REQUIRED TASK —
Edit the material below so that each occurrence of "xtick-label" becomes "x-axis label", and keep every other character as it is.

* Begin MATERIAL SHOWN *

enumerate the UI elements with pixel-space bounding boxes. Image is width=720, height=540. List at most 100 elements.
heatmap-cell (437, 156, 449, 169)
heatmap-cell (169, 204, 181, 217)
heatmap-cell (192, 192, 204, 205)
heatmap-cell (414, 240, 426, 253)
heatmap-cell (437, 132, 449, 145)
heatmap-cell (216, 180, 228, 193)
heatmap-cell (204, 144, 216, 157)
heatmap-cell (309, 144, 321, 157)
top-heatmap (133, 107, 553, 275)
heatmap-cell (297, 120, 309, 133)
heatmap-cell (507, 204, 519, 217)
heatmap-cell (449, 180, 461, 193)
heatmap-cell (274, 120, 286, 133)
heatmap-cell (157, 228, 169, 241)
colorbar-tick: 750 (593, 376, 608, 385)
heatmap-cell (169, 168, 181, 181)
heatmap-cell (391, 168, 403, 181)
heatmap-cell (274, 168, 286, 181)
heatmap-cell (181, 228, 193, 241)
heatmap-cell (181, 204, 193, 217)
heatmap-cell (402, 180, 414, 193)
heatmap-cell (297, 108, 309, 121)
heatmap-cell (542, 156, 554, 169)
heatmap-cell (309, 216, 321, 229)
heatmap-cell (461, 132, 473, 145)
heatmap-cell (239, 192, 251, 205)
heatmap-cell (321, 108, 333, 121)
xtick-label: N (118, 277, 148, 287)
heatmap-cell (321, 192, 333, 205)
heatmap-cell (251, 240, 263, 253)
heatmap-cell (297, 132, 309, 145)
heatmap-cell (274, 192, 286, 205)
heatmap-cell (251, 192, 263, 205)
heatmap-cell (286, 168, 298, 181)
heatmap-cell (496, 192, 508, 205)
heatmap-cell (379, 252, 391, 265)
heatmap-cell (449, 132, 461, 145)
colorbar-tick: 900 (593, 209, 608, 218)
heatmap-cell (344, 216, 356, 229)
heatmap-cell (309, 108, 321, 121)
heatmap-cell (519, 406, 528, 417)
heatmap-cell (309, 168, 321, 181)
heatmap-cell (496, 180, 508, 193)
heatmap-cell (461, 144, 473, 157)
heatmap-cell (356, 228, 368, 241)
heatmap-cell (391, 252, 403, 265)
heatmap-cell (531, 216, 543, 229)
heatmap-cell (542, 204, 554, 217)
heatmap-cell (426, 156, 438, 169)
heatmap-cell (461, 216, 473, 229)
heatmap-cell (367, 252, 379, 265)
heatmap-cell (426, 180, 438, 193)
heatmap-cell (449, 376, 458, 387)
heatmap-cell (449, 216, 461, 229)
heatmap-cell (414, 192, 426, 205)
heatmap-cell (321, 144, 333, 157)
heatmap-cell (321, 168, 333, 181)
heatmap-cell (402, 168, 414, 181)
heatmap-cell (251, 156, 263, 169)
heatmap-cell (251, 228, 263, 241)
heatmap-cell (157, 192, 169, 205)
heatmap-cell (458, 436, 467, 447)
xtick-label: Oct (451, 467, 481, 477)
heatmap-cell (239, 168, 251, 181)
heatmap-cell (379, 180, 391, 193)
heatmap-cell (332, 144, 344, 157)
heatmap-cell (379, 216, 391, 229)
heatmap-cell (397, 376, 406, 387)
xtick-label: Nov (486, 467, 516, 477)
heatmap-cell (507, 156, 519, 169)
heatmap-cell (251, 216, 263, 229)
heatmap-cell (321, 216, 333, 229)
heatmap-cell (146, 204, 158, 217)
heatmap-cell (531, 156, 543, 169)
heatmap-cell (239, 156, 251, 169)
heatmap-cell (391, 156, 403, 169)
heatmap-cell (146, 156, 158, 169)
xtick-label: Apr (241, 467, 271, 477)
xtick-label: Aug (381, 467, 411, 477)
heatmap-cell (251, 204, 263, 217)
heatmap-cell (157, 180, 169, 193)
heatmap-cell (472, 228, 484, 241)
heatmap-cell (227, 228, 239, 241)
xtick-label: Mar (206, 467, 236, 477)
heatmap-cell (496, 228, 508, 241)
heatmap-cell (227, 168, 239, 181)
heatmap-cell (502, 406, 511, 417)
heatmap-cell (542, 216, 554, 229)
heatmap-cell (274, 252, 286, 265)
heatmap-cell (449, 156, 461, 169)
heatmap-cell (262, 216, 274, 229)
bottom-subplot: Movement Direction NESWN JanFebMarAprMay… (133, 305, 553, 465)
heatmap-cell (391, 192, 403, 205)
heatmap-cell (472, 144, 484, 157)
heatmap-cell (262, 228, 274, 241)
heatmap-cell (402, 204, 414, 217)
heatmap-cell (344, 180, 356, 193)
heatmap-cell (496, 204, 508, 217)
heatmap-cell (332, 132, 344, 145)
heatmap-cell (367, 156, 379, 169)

* End MATERIAL SHOWN *

WRITTEN ANSWER —
enumerate the UI elements with pixel-space bounding boxes. Image is width=720, height=540. List at most 100 elements.
heatmap-cell (437, 156, 449, 169)
heatmap-cell (169, 204, 181, 217)
heatmap-cell (192, 192, 204, 205)
heatmap-cell (414, 240, 426, 253)
heatmap-cell (437, 132, 449, 145)
heatmap-cell (216, 180, 228, 193)
heatmap-cell (204, 144, 216, 157)
heatmap-cell (309, 144, 321, 157)
top-heatmap (133, 107, 553, 275)
heatmap-cell (297, 120, 309, 133)
heatmap-cell (507, 204, 519, 217)
heatmap-cell (449, 180, 461, 193)
heatmap-cell (274, 120, 286, 133)
heatmap-cell (157, 228, 169, 241)
colorbar-tick: 750 (593, 376, 608, 385)
heatmap-cell (169, 168, 181, 181)
heatmap-cell (391, 168, 403, 181)
heatmap-cell (274, 168, 286, 181)
heatmap-cell (181, 228, 193, 241)
heatmap-cell (181, 204, 193, 217)
heatmap-cell (402, 180, 414, 193)
heatmap-cell (297, 108, 309, 121)
heatmap-cell (542, 156, 554, 169)
heatmap-cell (309, 216, 321, 229)
heatmap-cell (461, 132, 473, 145)
heatmap-cell (239, 192, 251, 205)
heatmap-cell (321, 108, 333, 121)
x-axis label: N (118, 277, 148, 287)
heatmap-cell (321, 192, 333, 205)
heatmap-cell (251, 240, 263, 253)
heatmap-cell (297, 132, 309, 145)
heatmap-cell (274, 192, 286, 205)
heatmap-cell (251, 192, 263, 205)
heatmap-cell (286, 168, 298, 181)
heatmap-cell (496, 192, 508, 205)
heatmap-cell (379, 252, 391, 265)
heatmap-cell (449, 132, 461, 145)
colorbar-tick: 900 (593, 209, 608, 218)
heatmap-cell (344, 216, 356, 229)
heatmap-cell (309, 108, 321, 121)
heatmap-cell (519, 406, 528, 417)
heatmap-cell (309, 168, 321, 181)
heatmap-cell (496, 180, 508, 193)
heatmap-cell (461, 144, 473, 157)
heatmap-cell (356, 228, 368, 241)
heatmap-cell (391, 252, 403, 265)
heatmap-cell (531, 216, 543, 229)
heatmap-cell (542, 204, 554, 217)
heatmap-cell (426, 156, 438, 169)
heatmap-cell (461, 216, 473, 229)
heatmap-cell (367, 252, 379, 265)
heatmap-cell (426, 180, 438, 193)
heatmap-cell (449, 376, 458, 387)
heatmap-cell (449, 216, 461, 229)
heatmap-cell (414, 192, 426, 205)
heatmap-cell (321, 144, 333, 157)
heatmap-cell (321, 168, 333, 181)
heatmap-cell (402, 168, 414, 181)
heatmap-cell (251, 156, 263, 169)
heatmap-cell (251, 228, 263, 241)
heatmap-cell (157, 192, 169, 205)
heatmap-cell (458, 436, 467, 447)
x-axis label: Oct (451, 467, 481, 477)
heatmap-cell (239, 168, 251, 181)
heatmap-cell (379, 180, 391, 193)
heatmap-cell (332, 144, 344, 157)
heatmap-cell (379, 216, 391, 229)
heatmap-cell (397, 376, 406, 387)
x-axis label: Nov (486, 467, 516, 477)
heatmap-cell (507, 156, 519, 169)
heatmap-cell (251, 216, 263, 229)
heatmap-cell (321, 216, 333, 229)
heatmap-cell (146, 204, 158, 217)
heatmap-cell (531, 156, 543, 169)
heatmap-cell (239, 156, 251, 169)
heatmap-cell (391, 156, 403, 169)
heatmap-cell (146, 156, 158, 169)
x-axis label: Apr (241, 467, 271, 477)
x-axis label: Aug (381, 467, 411, 477)
heatmap-cell (251, 204, 263, 217)
heatmap-cell (157, 180, 169, 193)
heatmap-cell (472, 228, 484, 241)
heatmap-cell (227, 228, 239, 241)
x-axis label: Mar (206, 467, 236, 477)
heatmap-cell (496, 228, 508, 241)
heatmap-cell (227, 168, 239, 181)
heatmap-cell (502, 406, 511, 417)
heatmap-cell (542, 216, 554, 229)
heatmap-cell (274, 252, 286, 265)
heatmap-cell (449, 156, 461, 169)
heatmap-cell (262, 216, 274, 229)
bottom-subplot: Movement Direction NESWN JanFebMarAprMay… (133, 305, 553, 465)
heatmap-cell (391, 192, 403, 205)
heatmap-cell (472, 144, 484, 157)
heatmap-cell (262, 228, 274, 241)
heatmap-cell (402, 204, 414, 217)
heatmap-cell (344, 180, 356, 193)
heatmap-cell (496, 204, 508, 217)
heatmap-cell (332, 132, 344, 145)
heatmap-cell (367, 156, 379, 169)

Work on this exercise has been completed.